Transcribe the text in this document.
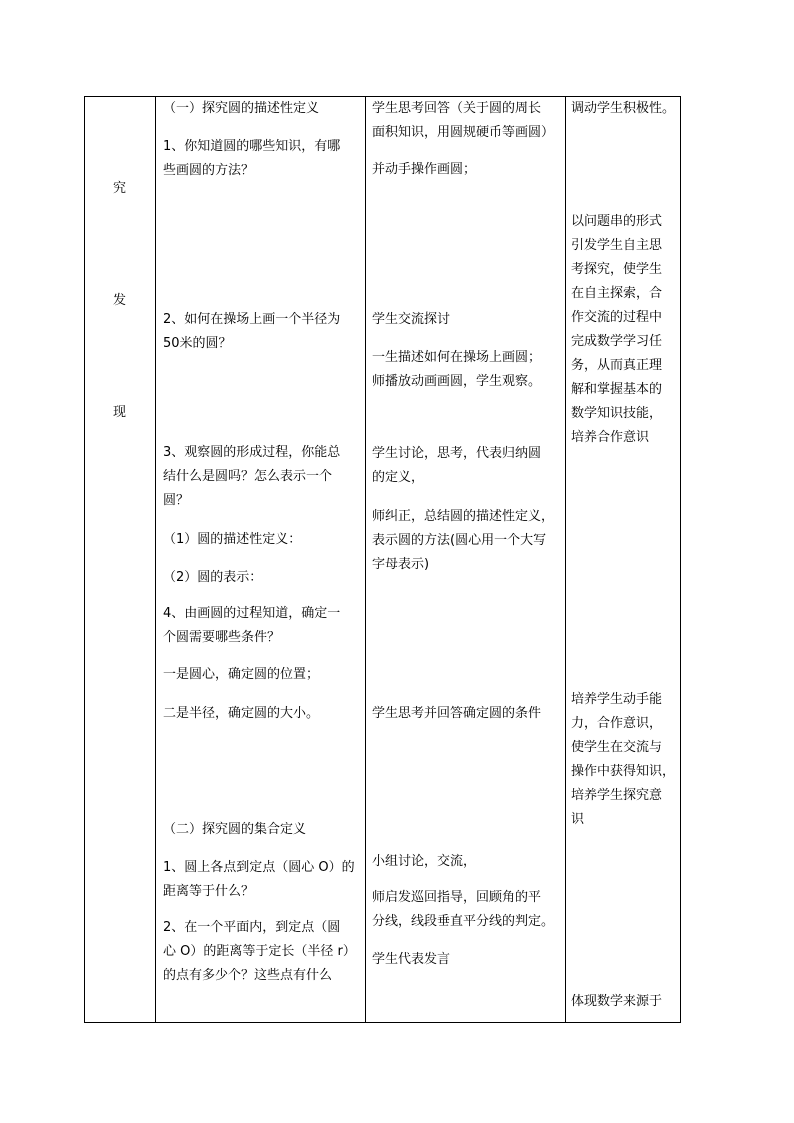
究
发
现
（一）探究圆的描述性定义
1、你知道圆的哪些知识，有哪
些画圆的方法？
2、如何在操场上画一个半径为
50米的圆？
3、观察圆的形成过程，你能总
结什么是圆吗？怎么表示一个
圆？
（1）圆的描述性定义：
（2）圆的表示：
4、由画圆的过程知道，确定一
个圆需要哪些条件？
一是圆心，确定圆的位置；
二是半径，确定圆的大小。
（二）探究圆的集合定义
1、圆上各点到定点（圆心 O）的
距离等于什么？
2、在一个平面内，到定点（圆
心 O）的距离等于定长（半径 r）
的点有多少个？这些点有什么
学生思考回答（关于圆的周长
面积知识，用圆规硬币等画圆）
并动手操作画圆；
学生交流探讨
一生描述如何在操场上画圆；
师播放动画画圆，学生观察。
学生讨论，思考，代表归纳圆
的定义，
师纠正，总结圆的描述性定义，
表示圆的方法(圆心用一个大写
字母表示)
学生思考并回答确定圆的条件
小组讨论，交流，
师启发巡回指导，回顾角的平
分线，线段垂直平分线的判定。
学生代表发言
调动学生积极性。
以问题串的形式
引发学生自主思
考探究，使学生
在自主探索，合
作交流的过程中
完成数学学习任
务，从而真正理
解和掌握基本的
数学知识技能，
培养合作意识
培养学生动手能
力，合作意识，
使学生在交流与
操作中获得知识，
培养学生探究意
识
体现数学来源于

Problem to work on
Please write out all the data again word for word, but not the pictures.

Solution to the exercise
Transcribe the text in this document.
究
发
现
（一）探究圆的描述性定义
1、你知道圆的哪些知识，有哪
些画圆的方法？
2、如何在操场上画一个半径为
50米的圆？
3、观察圆的形成过程，你能总
结什么是圆吗？怎么表示一个
圆？
（1）圆的描述性定义：
（2）圆的表示：
4、由画圆的过程知道，确定一
个圆需要哪些条件？
一是圆心，确定圆的位置；
二是半径，确定圆的大小。
（二）探究圆的集合定义
1、圆上各点到定点（圆心 O）的
距离等于什么？
2、在一个平面内，到定点（圆
心 O）的距离等于定长（半径 r）
的点有多少个？这些点有什么
学生思考回答（关于圆的周长
面积知识，用圆规硬币等画圆）
并动手操作画圆；
学生交流探讨
一生描述如何在操场上画圆；
师播放动画画圆，学生观察。
学生讨论，思考，代表归纳圆
的定义，
师纠正，总结圆的描述性定义，
表示圆的方法(圆心用一个大写
字母表示)
学生思考并回答确定圆的条件
小组讨论，交流，
师启发巡回指导，回顾角的平
分线，线段垂直平分线的判定。
学生代表发言
调动学生积极性。
以问题串的形式
引发学生自主思
考探究，使学生
在自主探索，合
作交流的过程中
完成数学学习任
务，从而真正理
解和掌握基本的
数学知识技能，
培养合作意识
培养学生动手能
力，合作意识，
使学生在交流与
操作中获得知识，
培养学生探究意
识
体现数学来源于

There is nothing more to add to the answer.